**Exercise directions:**
Find the lines of data that contain the string "Blue", then list them.

**Listed entries:**
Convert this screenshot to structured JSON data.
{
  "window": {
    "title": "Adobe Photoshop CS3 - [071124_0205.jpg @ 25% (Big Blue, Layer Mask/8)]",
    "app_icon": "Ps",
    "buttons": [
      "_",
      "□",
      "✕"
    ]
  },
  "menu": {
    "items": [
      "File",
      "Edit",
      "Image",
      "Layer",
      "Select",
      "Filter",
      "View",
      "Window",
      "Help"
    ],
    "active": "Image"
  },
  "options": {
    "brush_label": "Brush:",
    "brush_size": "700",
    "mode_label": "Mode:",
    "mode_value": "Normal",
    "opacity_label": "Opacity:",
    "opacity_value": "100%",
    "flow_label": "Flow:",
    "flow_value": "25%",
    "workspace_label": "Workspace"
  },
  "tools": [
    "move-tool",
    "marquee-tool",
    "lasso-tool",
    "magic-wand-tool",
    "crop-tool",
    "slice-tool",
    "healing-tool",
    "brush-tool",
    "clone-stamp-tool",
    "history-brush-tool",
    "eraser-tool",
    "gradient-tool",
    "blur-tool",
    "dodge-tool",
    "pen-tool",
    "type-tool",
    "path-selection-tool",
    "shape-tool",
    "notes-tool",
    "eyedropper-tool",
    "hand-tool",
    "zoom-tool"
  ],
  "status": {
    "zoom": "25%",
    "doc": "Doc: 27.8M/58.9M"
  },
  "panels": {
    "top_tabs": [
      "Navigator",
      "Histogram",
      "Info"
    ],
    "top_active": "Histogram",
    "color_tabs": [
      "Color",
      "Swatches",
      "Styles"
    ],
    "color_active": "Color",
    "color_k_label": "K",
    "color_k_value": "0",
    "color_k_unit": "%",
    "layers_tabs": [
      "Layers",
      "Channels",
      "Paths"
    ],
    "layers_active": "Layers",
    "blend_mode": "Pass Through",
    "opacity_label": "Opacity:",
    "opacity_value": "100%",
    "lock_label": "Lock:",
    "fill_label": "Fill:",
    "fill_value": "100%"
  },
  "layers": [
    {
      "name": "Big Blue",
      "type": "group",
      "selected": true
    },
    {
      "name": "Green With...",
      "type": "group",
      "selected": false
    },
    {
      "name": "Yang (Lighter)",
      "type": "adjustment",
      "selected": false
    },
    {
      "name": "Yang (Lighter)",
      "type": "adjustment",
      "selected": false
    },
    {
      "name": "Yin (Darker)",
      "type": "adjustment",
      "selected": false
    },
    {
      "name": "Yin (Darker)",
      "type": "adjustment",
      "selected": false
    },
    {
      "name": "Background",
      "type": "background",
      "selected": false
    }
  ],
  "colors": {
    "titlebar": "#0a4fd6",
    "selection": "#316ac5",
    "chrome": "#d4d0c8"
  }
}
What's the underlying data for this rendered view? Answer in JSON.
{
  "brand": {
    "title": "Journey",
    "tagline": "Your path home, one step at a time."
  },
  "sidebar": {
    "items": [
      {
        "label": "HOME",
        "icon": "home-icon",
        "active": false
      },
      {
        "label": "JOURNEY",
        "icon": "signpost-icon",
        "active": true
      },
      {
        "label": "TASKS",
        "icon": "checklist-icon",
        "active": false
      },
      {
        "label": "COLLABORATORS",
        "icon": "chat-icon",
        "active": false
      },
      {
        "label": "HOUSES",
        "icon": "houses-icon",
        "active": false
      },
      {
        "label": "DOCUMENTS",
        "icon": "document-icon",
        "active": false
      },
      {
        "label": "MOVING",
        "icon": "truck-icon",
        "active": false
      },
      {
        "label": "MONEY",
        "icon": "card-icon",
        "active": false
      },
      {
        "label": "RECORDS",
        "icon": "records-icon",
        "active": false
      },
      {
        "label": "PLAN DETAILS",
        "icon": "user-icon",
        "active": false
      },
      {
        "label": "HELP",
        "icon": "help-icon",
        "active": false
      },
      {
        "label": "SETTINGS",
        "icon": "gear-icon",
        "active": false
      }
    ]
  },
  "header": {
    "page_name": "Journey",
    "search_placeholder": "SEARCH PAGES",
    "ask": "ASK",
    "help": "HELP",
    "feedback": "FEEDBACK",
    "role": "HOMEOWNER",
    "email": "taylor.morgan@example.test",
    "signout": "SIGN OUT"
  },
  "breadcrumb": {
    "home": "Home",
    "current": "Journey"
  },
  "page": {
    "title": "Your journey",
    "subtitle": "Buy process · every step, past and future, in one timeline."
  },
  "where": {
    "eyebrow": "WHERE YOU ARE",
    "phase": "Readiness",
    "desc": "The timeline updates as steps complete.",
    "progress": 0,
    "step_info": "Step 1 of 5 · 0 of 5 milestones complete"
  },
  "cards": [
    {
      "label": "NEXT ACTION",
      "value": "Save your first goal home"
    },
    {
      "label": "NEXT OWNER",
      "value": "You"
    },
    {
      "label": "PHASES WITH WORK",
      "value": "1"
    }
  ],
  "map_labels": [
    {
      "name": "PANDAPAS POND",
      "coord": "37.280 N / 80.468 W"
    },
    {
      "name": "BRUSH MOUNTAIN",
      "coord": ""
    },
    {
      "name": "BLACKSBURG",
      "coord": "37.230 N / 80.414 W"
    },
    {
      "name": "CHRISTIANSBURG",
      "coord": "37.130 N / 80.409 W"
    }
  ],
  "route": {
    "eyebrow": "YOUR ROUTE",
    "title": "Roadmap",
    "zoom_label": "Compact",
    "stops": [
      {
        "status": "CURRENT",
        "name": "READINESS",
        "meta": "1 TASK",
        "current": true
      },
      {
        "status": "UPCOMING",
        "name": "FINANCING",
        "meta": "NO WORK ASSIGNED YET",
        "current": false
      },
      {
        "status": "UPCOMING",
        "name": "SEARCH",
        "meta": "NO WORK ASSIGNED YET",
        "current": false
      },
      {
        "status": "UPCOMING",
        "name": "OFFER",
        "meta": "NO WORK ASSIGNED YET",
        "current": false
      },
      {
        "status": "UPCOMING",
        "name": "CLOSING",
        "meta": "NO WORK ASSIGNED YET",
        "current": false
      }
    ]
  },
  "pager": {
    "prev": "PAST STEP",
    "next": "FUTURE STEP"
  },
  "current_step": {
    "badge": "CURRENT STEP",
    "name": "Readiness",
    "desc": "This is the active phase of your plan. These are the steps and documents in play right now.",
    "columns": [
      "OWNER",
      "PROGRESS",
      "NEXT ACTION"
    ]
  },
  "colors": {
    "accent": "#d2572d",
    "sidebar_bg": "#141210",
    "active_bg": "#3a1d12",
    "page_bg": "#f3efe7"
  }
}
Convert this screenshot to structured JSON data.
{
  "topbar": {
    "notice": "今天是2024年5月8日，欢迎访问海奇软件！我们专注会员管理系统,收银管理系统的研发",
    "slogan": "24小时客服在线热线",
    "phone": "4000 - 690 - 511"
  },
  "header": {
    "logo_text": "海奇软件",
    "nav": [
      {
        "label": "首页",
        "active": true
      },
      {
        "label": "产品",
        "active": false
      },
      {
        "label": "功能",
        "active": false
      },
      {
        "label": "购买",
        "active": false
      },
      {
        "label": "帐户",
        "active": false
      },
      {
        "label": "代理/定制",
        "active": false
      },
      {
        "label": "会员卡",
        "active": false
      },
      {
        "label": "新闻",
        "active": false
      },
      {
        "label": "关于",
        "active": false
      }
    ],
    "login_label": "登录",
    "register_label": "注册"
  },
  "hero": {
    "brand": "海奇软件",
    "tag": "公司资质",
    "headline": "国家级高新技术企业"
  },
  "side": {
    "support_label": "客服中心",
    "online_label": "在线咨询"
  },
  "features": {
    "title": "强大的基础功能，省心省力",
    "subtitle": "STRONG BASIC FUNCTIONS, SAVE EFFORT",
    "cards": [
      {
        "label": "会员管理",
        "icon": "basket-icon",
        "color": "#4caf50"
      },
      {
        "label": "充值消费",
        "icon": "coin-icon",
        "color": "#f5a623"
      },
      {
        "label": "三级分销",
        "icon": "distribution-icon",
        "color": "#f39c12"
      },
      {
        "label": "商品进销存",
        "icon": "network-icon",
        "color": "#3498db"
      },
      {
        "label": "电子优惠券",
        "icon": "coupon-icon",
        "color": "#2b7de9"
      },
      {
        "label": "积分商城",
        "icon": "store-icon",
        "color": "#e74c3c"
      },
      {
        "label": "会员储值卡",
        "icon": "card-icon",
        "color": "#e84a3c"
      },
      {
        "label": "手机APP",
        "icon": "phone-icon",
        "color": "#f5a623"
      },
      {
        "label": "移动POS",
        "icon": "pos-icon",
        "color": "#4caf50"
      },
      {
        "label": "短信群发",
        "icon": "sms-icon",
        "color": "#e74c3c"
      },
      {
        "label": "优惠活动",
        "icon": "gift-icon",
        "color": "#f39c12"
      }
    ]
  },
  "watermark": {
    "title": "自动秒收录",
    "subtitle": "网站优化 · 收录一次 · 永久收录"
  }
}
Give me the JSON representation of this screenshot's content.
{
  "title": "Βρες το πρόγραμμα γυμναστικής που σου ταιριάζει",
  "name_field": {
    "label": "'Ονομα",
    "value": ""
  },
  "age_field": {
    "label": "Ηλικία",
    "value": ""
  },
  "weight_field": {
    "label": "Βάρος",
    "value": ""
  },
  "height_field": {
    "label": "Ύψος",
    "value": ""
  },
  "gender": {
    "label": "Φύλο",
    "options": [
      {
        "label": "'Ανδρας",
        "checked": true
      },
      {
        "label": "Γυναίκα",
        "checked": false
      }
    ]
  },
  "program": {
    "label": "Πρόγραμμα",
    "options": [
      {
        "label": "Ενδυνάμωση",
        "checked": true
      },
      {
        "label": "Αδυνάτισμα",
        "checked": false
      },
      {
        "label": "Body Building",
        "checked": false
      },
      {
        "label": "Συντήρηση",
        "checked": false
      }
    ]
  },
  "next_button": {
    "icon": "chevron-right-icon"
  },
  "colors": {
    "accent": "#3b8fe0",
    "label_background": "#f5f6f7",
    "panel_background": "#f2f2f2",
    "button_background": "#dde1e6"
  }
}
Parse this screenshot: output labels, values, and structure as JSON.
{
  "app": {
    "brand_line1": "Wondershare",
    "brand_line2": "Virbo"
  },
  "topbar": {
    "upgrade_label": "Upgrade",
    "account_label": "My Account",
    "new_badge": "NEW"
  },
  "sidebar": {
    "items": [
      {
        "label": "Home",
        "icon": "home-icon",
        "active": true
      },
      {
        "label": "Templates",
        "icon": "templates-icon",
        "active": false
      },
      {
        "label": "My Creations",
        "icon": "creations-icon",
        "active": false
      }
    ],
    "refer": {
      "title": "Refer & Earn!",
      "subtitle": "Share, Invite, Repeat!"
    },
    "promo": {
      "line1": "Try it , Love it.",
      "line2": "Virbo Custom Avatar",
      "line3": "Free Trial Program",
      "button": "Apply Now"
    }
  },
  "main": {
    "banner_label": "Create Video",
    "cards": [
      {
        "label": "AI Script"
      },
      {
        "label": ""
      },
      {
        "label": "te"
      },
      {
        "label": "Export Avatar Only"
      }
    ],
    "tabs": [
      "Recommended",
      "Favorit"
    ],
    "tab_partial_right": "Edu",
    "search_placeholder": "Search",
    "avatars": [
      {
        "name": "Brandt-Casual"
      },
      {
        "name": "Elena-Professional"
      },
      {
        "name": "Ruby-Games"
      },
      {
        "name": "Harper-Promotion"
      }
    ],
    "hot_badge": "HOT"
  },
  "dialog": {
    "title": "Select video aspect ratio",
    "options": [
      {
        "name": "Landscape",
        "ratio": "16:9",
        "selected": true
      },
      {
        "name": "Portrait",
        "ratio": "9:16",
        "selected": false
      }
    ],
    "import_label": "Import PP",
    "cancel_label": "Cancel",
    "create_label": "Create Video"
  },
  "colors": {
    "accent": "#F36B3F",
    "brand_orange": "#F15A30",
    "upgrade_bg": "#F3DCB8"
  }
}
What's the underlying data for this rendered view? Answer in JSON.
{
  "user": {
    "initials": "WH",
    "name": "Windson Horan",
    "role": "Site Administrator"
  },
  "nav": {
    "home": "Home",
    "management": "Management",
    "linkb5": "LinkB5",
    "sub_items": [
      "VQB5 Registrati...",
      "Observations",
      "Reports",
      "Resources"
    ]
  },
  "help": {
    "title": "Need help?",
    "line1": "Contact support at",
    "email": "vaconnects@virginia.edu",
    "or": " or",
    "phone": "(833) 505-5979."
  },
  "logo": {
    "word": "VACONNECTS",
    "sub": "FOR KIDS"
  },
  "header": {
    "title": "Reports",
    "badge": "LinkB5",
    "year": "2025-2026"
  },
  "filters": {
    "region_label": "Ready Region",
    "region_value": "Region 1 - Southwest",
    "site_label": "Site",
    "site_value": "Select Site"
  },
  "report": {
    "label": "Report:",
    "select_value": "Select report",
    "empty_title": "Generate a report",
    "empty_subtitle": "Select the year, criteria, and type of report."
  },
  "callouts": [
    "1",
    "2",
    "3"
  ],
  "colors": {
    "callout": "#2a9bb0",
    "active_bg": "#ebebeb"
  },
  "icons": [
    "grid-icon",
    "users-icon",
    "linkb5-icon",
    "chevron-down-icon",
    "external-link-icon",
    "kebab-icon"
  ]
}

**Full response:**
    "title": "Adobe Photoshop CS3 - [071124_0205.jpg @ 25% (Big Blue, Layer Mask/8)]",
      "name": "Big Blue",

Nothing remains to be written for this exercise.